[Items listed in a dataset]
>>>

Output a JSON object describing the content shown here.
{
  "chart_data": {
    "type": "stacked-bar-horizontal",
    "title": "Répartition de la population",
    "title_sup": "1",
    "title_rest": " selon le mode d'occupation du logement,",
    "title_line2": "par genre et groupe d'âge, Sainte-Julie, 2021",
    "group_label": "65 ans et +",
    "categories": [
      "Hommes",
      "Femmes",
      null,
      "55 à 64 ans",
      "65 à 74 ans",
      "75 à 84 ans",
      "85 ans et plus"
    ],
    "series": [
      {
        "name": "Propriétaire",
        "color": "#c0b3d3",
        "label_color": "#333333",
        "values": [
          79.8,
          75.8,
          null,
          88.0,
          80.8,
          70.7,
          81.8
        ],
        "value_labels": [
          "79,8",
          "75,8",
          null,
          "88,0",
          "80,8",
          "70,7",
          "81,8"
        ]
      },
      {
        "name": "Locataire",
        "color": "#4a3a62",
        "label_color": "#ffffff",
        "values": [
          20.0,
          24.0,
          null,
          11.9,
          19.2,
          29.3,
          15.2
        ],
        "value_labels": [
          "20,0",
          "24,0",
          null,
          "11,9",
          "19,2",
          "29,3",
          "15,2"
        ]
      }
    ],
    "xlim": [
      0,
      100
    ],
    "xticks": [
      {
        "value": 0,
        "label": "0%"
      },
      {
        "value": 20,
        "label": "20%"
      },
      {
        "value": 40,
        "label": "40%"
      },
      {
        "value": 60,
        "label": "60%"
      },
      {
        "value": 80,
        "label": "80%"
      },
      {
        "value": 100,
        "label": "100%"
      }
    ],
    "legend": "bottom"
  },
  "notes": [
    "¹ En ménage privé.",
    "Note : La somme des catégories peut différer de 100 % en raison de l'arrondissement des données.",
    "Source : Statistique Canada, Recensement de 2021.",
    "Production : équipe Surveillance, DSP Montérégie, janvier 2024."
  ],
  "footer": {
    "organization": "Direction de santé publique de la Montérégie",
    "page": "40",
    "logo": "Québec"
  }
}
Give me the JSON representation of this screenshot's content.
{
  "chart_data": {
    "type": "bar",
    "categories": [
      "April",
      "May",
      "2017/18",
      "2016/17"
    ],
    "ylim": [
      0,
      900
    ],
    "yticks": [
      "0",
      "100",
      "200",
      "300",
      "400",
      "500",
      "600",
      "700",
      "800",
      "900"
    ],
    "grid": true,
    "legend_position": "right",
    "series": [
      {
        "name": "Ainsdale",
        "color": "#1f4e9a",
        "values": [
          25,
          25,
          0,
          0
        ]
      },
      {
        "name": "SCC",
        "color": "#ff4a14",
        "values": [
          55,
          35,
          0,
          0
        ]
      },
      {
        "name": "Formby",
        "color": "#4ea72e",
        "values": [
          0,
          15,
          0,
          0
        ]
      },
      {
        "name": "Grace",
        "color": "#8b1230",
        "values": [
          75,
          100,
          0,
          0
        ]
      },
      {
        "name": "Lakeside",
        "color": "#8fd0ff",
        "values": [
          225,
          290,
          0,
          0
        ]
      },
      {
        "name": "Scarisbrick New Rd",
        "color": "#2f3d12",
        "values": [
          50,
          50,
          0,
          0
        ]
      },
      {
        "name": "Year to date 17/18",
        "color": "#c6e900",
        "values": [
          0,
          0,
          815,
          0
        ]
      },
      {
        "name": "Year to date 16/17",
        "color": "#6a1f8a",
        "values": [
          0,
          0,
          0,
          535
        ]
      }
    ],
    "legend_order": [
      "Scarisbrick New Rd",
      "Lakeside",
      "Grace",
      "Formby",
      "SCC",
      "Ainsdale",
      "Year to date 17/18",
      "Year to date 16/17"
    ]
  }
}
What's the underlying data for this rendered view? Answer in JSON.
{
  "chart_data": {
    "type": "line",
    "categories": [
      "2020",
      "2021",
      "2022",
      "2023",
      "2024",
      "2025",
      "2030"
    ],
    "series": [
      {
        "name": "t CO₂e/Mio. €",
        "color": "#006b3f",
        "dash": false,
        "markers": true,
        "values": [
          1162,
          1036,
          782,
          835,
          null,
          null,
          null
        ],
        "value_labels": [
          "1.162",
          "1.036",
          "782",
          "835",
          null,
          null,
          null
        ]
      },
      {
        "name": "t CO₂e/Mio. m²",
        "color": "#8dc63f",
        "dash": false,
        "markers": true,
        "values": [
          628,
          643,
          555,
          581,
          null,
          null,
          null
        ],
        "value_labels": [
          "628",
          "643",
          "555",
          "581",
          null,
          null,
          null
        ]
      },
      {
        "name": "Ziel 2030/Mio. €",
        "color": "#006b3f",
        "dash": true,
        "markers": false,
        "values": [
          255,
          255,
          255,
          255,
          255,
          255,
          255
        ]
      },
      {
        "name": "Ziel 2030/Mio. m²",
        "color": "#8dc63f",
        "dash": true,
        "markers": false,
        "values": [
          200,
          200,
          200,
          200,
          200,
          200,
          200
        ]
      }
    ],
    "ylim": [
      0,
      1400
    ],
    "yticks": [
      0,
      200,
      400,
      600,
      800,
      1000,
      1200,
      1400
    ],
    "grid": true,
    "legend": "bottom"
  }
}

<<<

## What you have to do:
Give a word-for-word copy of the records.

## Correct response:
Output a JSON object describing the content shown here.
{
  "chart_data": {
    "type": "stacked-bar-horizontal",
    "title": "Répartition de la population",
    "title_sup": "1",
    "title_rest": " selon le mode d'occupation du logement,",
    "title_line2": "par genre et groupe d'âge, Sainte-Julie, 2021",
    "group_label": "65 ans et +",
    "categories": [
      "Hommes",
      "Femmes",
      null,
      "55 à 64 ans",
      "65 à 74 ans",
      "75 à 84 ans",
      "85 ans et plus"
    ],
    "series": [
      {
        "name": "Propriétaire",
        "color": "#c0b3d3",
        "label_color": "#333333",
        "values": [
          79.8,
          75.8,
          null,
          88.0,
          80.8,
          70.7,
          81.8
        ],
        "value_labels": [
          "79,8",
          "75,8",
          null,
          "88,0",
          "80,8",
          "70,7",
          "81,8"
        ]
      },
      {
        "name": "Locataire",
        "color": "#4a3a62",
        "label_color": "#ffffff",
        "values": [
          20.0,
          24.0,
          null,
          11.9,
          19.2,
          29.3,
          15.2
        ],
        "value_labels": [
          "20,0",
          "24,0",
          null,
          "11,9",
          "19,2",
          "29,3",
          "15,2"
        ]
      }
    ],
    "xlim": [
      0,
      100
    ],
    "xticks": [
      {
        "value": 0,
        "label": "0%"
      },
      {
        "value": 20,
        "label": "20%"
      },
      {
        "value": 40,
        "label": "40%"
      },
      {
        "value": 60,
        "label": "60%"
      },
      {
        "value": 80,
        "label": "80%"
      },
      {
        "value": 100,
        "label": "100%"
      }
    ],
    "legend": "bottom"
  },
  "notes": [
    "¹ En ménage privé.",
    "Note : La somme des catégories peut différer de 100 % en raison de l'arrondissement des données.",
    "Source : Statistique Canada, Recensement de 2021.",
    "Production : équipe Surveillance, DSP Montérégie, janvier 2024."
  ],
  "footer": {
    "organization": "Direction de santé publique de la Montérégie",
    "page": "40",
    "logo": "Québec"
  }
}
Give me the JSON representation of this screenshot's content.
{
  "chart_data": {
    "type": "bar",
    "categories": [
      "April",
      "May",
      "2017/18",
      "2016/17"
    ],
    "ylim": [
      0,
      900
    ],
    "yticks": [
      "0",
      "100",
      "200",
      "300",
      "400",
      "500",
      "600",
      "700",
      "800",
      "900"
    ],
    "grid": true,
    "legend_position": "right",
    "series": [
      {
        "name": "Ainsdale",
        "color": "#1f4e9a",
        "values": [
          25,
          25,
          0,
          0
        ]
      },
      {
        "name": "SCC",
        "color": "#ff4a14",
        "values": [
          55,
          35,
          0,
          0
        ]
      },
      {
        "name": "Formby",
        "color": "#4ea72e",
        "values": [
          0,
          15,
          0,
          0
        ]
      },
      {
        "name": "Grace",
        "color": "#8b1230",
        "values": [
          75,
          100,
          0,
          0
        ]
      },
      {
        "name": "Lakeside",
        "color": "#8fd0ff",
        "values": [
          225,
          290,
          0,
          0
        ]
      },
      {
        "name": "Scarisbrick New Rd",
        "color": "#2f3d12",
        "values": [
          50,
          50,
          0,
          0
        ]
      },
      {
        "name": "Year to date 17/18",
        "color": "#c6e900",
        "values": [
          0,
          0,
          815,
          0
        ]
      },
      {
        "name": "Year to date 16/17",
        "color": "#6a1f8a",
        "values": [
          0,
          0,
          0,
          535
        ]
      }
    ],
    "legend_order": [
      "Scarisbrick New Rd",
      "Lakeside",
      "Grace",
      "Formby",
      "SCC",
      "Ainsdale",
      "Year to date 17/18",
      "Year to date 16/17"
    ]
  }
}
What's the underlying data for this rendered view? Answer in JSON.
{
  "chart_data": {
    "type": "line",
    "categories": [
      "2020",
      "2021",
      "2022",
      "2023",
      "2024",
      "2025",
      "2030"
    ],
    "series": [
      {
        "name": "t CO₂e/Mio. €",
        "color": "#006b3f",
        "dash": false,
        "markers": true,
        "values": [
          1162,
          1036,
          782,
          835,
          null,
          null,
          null
        ],
        "value_labels": [
          "1.162",
          "1.036",
          "782",
          "835",
          null,
          null,
          null
        ]
      },
      {
        "name": "t CO₂e/Mio. m²",
        "color": "#8dc63f",
        "dash": false,
        "markers": true,
        "values": [
          628,
          643,
          555,
          581,
          null,
          null,
          null
        ],
        "value_labels": [
          "628",
          "643",
          "555",
          "581",
          null,
          null,
          null
        ]
      },
      {
        "name": "Ziel 2030/Mio. €",
        "color": "#006b3f",
        "dash": true,
        "markers": false,
        "values": [
          255,
          255,
          255,
          255,
          255,
          255,
          255
        ]
      },
      {
        "name": "Ziel 2030/Mio. m²",
        "color": "#8dc63f",
        "dash": true,
        "markers": false,
        "values": [
          200,
          200,
          200,
          200,
          200,
          200,
          200
        ]
      }
    ],
    "ylim": [
      0,
      1400
    ],
    "yticks": [
      0,
      200,
      400,
      600,
      800,
      1000,
      1200,
      1400
    ],
    "grid": true,
    "legend": "bottom"
  }
}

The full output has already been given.